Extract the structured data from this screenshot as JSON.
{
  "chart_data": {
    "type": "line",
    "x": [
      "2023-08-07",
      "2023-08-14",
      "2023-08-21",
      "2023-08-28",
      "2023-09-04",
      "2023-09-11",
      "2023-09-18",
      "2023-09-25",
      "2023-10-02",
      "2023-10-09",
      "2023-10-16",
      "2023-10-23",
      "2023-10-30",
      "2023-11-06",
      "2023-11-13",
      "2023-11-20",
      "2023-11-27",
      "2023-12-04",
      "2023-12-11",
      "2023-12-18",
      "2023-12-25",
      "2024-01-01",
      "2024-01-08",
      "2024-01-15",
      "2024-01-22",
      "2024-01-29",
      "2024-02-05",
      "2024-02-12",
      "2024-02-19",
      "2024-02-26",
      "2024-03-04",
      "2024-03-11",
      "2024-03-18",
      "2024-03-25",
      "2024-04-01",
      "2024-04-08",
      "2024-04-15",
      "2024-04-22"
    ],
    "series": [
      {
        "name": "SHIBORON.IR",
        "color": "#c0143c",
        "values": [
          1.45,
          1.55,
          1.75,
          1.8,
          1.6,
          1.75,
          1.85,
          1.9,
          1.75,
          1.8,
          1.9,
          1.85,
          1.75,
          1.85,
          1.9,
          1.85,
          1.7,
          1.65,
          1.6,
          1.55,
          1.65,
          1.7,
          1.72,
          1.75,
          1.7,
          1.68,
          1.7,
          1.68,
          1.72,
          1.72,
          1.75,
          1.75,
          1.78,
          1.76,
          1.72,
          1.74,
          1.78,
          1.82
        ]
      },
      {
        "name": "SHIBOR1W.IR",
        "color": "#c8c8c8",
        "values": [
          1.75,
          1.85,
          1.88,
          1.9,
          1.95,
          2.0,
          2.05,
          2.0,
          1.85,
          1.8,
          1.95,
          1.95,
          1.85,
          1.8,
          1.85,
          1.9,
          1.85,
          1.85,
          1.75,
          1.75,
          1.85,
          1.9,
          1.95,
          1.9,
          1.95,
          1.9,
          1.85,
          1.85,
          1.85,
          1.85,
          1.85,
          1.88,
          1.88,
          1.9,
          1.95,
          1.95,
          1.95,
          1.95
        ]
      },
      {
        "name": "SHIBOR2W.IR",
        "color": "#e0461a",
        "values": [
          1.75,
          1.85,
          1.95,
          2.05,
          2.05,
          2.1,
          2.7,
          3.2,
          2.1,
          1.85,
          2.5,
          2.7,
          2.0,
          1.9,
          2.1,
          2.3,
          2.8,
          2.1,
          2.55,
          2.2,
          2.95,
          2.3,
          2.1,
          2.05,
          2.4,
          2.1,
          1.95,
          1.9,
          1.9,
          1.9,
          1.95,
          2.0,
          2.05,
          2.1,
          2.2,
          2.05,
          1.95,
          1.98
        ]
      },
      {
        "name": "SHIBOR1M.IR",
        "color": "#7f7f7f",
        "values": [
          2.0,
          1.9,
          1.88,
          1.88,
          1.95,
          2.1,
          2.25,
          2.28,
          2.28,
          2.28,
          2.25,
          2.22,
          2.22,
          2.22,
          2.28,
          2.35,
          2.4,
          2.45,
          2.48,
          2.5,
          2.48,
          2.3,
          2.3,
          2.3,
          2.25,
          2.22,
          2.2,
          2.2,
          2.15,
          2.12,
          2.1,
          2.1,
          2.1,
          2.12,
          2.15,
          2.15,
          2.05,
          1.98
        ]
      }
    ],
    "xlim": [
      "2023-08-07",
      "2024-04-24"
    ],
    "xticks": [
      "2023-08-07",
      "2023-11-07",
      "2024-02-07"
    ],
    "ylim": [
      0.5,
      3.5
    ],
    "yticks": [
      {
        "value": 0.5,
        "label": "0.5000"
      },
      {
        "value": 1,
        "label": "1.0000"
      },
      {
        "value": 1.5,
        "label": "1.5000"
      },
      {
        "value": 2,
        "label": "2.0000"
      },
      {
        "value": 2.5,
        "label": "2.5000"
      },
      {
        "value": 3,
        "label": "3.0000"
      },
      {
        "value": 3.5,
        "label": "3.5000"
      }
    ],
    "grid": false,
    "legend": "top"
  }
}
· · · · · · ·
* Work to do *
Copy every line from the entries that contains the word "color".

* Solution to this task *
        "color": "#c0143c",
        "color": "#c8c8c8",
        "color": "#e0461a",
        "color": "#7f7f7f",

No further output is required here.